— START —

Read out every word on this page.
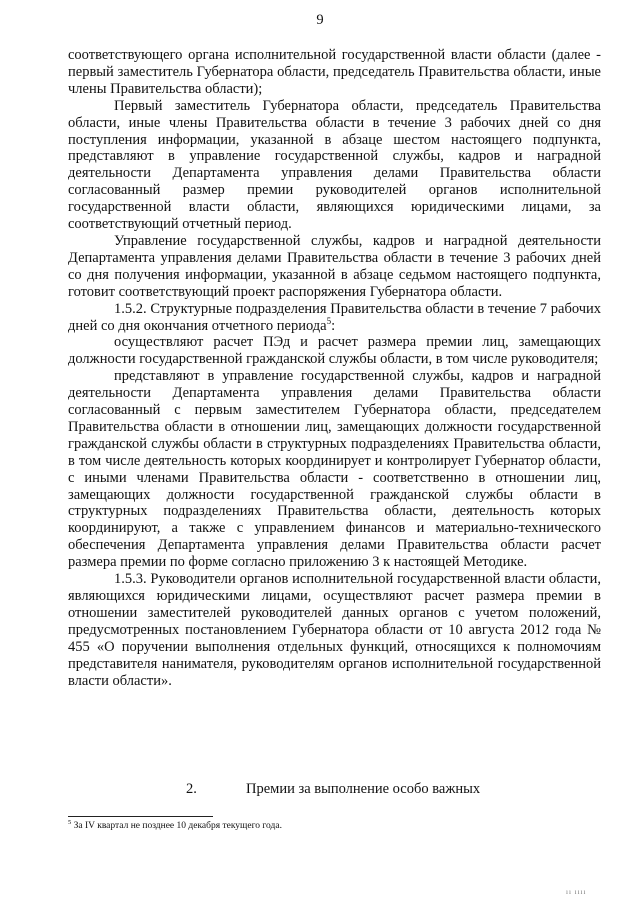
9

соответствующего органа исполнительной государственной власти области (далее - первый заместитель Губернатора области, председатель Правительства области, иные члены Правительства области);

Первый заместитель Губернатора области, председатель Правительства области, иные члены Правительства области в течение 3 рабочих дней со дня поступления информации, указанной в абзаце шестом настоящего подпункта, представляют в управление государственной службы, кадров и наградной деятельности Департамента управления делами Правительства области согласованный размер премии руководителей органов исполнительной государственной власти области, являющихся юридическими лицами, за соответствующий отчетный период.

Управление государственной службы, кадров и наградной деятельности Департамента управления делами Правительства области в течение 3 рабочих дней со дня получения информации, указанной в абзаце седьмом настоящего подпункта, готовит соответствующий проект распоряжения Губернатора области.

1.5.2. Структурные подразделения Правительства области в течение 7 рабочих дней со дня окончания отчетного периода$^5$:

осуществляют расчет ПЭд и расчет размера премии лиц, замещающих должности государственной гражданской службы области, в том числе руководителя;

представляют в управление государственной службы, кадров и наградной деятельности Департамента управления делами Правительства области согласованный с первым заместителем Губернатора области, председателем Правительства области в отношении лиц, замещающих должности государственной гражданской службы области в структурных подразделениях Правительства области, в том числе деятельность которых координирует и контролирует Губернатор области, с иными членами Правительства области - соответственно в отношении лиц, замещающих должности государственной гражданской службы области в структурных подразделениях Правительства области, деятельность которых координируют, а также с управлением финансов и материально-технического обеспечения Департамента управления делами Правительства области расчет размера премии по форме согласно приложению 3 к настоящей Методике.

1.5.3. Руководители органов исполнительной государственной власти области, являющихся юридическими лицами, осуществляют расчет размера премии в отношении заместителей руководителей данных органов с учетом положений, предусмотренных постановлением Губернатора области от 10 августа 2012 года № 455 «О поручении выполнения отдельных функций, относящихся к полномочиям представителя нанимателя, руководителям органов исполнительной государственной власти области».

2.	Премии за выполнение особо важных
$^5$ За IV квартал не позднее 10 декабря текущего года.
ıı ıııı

— END —
— START —

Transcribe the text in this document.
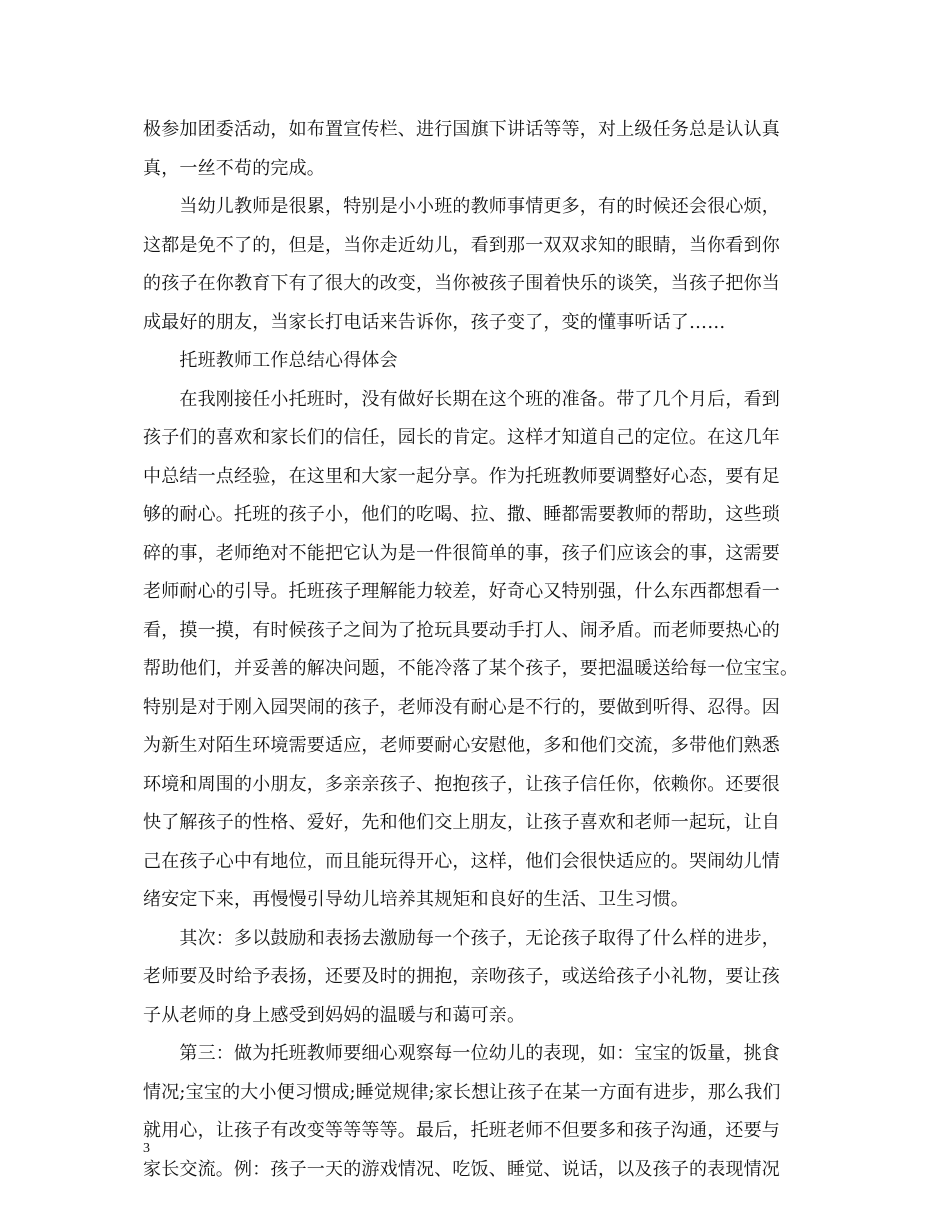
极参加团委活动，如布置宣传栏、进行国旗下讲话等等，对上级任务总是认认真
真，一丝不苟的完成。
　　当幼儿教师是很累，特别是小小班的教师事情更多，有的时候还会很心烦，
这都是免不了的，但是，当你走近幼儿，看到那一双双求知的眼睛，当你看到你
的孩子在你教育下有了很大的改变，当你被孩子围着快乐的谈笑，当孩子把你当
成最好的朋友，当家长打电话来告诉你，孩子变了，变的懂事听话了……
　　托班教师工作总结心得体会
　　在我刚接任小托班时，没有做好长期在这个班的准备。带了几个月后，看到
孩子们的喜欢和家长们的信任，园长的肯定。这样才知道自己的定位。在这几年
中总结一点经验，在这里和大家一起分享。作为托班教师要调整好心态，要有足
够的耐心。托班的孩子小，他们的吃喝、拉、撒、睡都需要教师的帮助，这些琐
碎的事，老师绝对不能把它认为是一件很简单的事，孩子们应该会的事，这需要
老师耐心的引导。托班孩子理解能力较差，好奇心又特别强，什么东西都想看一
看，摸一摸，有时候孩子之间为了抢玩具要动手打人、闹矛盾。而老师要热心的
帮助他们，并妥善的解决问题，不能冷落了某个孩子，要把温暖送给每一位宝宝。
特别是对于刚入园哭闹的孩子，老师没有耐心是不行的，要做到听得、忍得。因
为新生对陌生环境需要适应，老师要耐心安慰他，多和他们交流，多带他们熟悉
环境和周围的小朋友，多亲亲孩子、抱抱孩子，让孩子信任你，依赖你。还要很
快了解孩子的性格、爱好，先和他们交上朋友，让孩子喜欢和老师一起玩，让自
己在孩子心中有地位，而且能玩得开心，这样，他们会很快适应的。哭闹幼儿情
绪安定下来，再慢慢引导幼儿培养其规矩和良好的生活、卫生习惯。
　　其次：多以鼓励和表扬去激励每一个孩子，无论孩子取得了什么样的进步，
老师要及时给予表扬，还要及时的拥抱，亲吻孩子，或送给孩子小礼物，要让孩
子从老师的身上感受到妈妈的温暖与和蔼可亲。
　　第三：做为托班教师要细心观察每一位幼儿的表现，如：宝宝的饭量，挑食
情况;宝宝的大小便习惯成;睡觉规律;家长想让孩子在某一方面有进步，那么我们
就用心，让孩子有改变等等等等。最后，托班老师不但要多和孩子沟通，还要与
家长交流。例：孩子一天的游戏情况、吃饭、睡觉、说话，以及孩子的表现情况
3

— END —

▸ Task:
Find every line in the records above that contains the word "юридическими", and copy each one.

▸ Solved problem:
Первый заместитель Губернатора области, председатель Правительства области, иные члены Правительства области в течение 3 рабочих дней со дня поступления информации, указанной в абзаце шестом настоящего подпункта, представляют в управление государственной службы, кадров и наградной деятельности Департамента управления делами Правительства области согласованный размер премии руководителей органов исполнительной государственной власти области, являющихся юридическими лицами, за соответствующий отчетный период.
1.5.3. Руководители органов исполнительной государственной власти области, являющихся юридическими лицами, осуществляют расчет размера премии в отношении заместителей руководителей данных органов с учетом положений, предусмотренных постановлением Губернатора области от 10 августа 2012 года № 455 «О поручении выполнения отдельных функций, относящихся к полномочиям представителя нанимателя, руководителям органов исполнительной государственной власти области».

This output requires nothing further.